■ **Exercise requirements**:
Extract every line of the material below and reproduce it faithfully.

[Collected data entries]

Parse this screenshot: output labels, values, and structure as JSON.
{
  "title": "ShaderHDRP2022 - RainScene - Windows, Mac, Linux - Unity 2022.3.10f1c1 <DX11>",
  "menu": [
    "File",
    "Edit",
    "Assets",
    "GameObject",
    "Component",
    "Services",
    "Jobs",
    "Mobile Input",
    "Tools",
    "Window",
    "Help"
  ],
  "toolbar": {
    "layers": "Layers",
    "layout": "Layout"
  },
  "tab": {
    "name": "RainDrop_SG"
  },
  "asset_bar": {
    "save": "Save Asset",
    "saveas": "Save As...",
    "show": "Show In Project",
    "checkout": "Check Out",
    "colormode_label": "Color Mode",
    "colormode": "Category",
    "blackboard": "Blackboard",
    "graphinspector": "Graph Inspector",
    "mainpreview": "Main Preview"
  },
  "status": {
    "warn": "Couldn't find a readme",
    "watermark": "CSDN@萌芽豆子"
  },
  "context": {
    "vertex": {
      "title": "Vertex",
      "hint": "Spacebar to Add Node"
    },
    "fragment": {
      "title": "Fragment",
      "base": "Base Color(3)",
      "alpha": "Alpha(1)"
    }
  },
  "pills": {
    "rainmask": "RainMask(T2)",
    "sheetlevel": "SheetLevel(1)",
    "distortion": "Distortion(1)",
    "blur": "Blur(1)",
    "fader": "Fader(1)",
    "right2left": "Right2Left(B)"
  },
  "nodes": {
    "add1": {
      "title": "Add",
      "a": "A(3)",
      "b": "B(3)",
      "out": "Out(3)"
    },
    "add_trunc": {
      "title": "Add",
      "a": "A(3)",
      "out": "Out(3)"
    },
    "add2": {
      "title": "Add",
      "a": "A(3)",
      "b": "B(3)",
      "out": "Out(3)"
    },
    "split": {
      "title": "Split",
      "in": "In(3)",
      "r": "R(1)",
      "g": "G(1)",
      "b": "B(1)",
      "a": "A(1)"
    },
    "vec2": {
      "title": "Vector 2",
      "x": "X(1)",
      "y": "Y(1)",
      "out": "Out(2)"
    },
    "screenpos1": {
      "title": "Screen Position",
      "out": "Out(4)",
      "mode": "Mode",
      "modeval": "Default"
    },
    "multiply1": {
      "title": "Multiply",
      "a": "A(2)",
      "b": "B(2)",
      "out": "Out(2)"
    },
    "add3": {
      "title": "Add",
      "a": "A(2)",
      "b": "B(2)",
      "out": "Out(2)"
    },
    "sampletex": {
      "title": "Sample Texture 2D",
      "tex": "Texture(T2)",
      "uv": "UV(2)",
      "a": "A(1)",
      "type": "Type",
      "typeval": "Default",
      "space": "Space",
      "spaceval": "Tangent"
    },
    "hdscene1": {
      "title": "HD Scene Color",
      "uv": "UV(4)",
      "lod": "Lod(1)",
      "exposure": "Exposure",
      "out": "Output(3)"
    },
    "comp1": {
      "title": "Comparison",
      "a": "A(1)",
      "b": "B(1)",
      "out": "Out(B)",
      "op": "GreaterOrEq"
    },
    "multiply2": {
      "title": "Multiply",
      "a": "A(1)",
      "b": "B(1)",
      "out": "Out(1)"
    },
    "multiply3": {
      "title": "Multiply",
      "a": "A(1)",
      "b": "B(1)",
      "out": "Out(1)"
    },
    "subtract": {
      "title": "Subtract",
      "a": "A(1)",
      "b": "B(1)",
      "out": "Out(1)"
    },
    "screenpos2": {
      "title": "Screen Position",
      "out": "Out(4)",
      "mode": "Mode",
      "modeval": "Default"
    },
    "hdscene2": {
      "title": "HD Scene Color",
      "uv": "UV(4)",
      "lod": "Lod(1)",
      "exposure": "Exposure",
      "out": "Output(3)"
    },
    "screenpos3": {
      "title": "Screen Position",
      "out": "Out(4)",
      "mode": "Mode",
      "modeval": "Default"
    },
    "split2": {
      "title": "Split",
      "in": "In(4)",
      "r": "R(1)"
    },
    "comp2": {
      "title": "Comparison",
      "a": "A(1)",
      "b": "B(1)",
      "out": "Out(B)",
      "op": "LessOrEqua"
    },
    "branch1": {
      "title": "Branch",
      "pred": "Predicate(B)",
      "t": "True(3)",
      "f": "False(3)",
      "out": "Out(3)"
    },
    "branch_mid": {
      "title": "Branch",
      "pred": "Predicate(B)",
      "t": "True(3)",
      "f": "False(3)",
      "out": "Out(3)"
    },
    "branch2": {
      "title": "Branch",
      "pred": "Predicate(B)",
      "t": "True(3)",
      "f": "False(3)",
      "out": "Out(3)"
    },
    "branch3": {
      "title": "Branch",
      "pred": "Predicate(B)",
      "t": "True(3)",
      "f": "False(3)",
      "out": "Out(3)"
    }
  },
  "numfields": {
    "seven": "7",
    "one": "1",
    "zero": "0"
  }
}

■ **Answer in full**:
Parse this screenshot: output labels, values, and structure as JSON.
{
  "title": "ShaderHDRP2022 - RainScene - Windows, Mac, Linux - Unity 2022.3.10f1c1 <DX11>",
  "menu": [
    "File",
    "Edit",
    "Assets",
    "GameObject",
    "Component",
    "Services",
    "Jobs",
    "Mobile Input",
    "Tools",
    "Window",
    "Help"
  ],
  "toolbar": {
    "layers": "Layers",
    "layout": "Layout"
  },
  "tab": {
    "name": "RainDrop_SG"
  },
  "asset_bar": {
    "save": "Save Asset",
    "saveas": "Save As...",
    "show": "Show In Project",
    "checkout": "Check Out",
    "colormode_label": "Color Mode",
    "colormode": "Category",
    "blackboard": "Blackboard",
    "graphinspector": "Graph Inspector",
    "mainpreview": "Main Preview"
  },
  "status": {
    "warn": "Couldn't find a readme",
    "watermark": "CSDN@萌芽豆子"
  },
  "context": {
    "vertex": {
      "title": "Vertex",
      "hint": "Spacebar to Add Node"
    },
    "fragment": {
      "title": "Fragment",
      "base": "Base Color(3)",
      "alpha": "Alpha(1)"
    }
  },
  "pills": {
    "rainmask": "RainMask(T2)",
    "sheetlevel": "SheetLevel(1)",
    "distortion": "Distortion(1)",
    "blur": "Blur(1)",
    "fader": "Fader(1)",
    "right2left": "Right2Left(B)"
  },
  "nodes": {
    "add1": {
      "title": "Add",
      "a": "A(3)",
      "b": "B(3)",
      "out": "Out(3)"
    },
    "add_trunc": {
      "title": "Add",
      "a": "A(3)",
      "out": "Out(3)"
    },
    "add2": {
      "title": "Add",
      "a": "A(3)",
      "b": "B(3)",
      "out": "Out(3)"
    },
    "split": {
      "title": "Split",
      "in": "In(3)",
      "r": "R(1)",
      "g": "G(1)",
      "b": "B(1)",
      "a": "A(1)"
    },
    "vec2": {
      "title": "Vector 2",
      "x": "X(1)",
      "y": "Y(1)",
      "out": "Out(2)"
    },
    "screenpos1": {
      "title": "Screen Position",
      "out": "Out(4)",
      "mode": "Mode",
      "modeval": "Default"
    },
    "multiply1": {
      "title": "Multiply",
      "a": "A(2)",
      "b": "B(2)",
      "out": "Out(2)"
    },
    "add3": {
      "title": "Add",
      "a": "A(2)",
      "b": "B(2)",
      "out": "Out(2)"
    },
    "sampletex": {
      "title": "Sample Texture 2D",
      "tex": "Texture(T2)",
      "uv": "UV(2)",
      "a": "A(1)",
      "type": "Type",
      "typeval": "Default",
      "space": "Space",
      "spaceval": "Tangent"
    },
    "hdscene1": {
      "title": "HD Scene Color",
      "uv": "UV(4)",
      "lod": "Lod(1)",
      "exposure": "Exposure",
      "out": "Output(3)"
    },
    "comp1": {
      "title": "Comparison",
      "a": "A(1)",
      "b": "B(1)",
      "out": "Out(B)",
      "op": "GreaterOrEq"
    },
    "multiply2": {
      "title": "Multiply",
      "a": "A(1)",
      "b": "B(1)",
      "out": "Out(1)"
    },
    "multiply3": {
      "title": "Multiply",
      "a": "A(1)",
      "b": "B(1)",
      "out": "Out(1)"
    },
    "subtract": {
      "title": "Subtract",
      "a": "A(1)",
      "b": "B(1)",
      "out": "Out(1)"
    },
    "screenpos2": {
      "title": "Screen Position",
      "out": "Out(4)",
      "mode": "Mode",
      "modeval": "Default"
    },
    "hdscene2": {
      "title": "HD Scene Color",
      "uv": "UV(4)",
      "lod": "Lod(1)",
      "exposure": "Exposure",
      "out": "Output(3)"
    },
    "screenpos3": {
      "title": "Screen Position",
      "out": "Out(4)",
      "mode": "Mode",
      "modeval": "Default"
    },
    "split2": {
      "title": "Split",
      "in": "In(4)",
      "r": "R(1)"
    },
    "comp2": {
      "title": "Comparison",
      "a": "A(1)",
      "b": "B(1)",
      "out": "Out(B)",
      "op": "LessOrEqua"
    },
    "branch1": {
      "title": "Branch",
      "pred": "Predicate(B)",
      "t": "True(3)",
      "f": "False(3)",
      "out": "Out(3)"
    },
    "branch_mid": {
      "title": "Branch",
      "pred": "Predicate(B)",
      "t": "True(3)",
      "f": "False(3)",
      "out": "Out(3)"
    },
    "branch2": {
      "title": "Branch",
      "pred": "Predicate(B)",
      "t": "True(3)",
      "f": "False(3)",
      "out": "Out(3)"
    },
    "branch3": {
      "title": "Branch",
      "pred": "Predicate(B)",
      "t": "True(3)",
      "f": "False(3)",
      "out": "Out(3)"
    }
  },
  "numfields": {
    "seven": "7",
    "one": "1",
    "zero": "0"
  }
}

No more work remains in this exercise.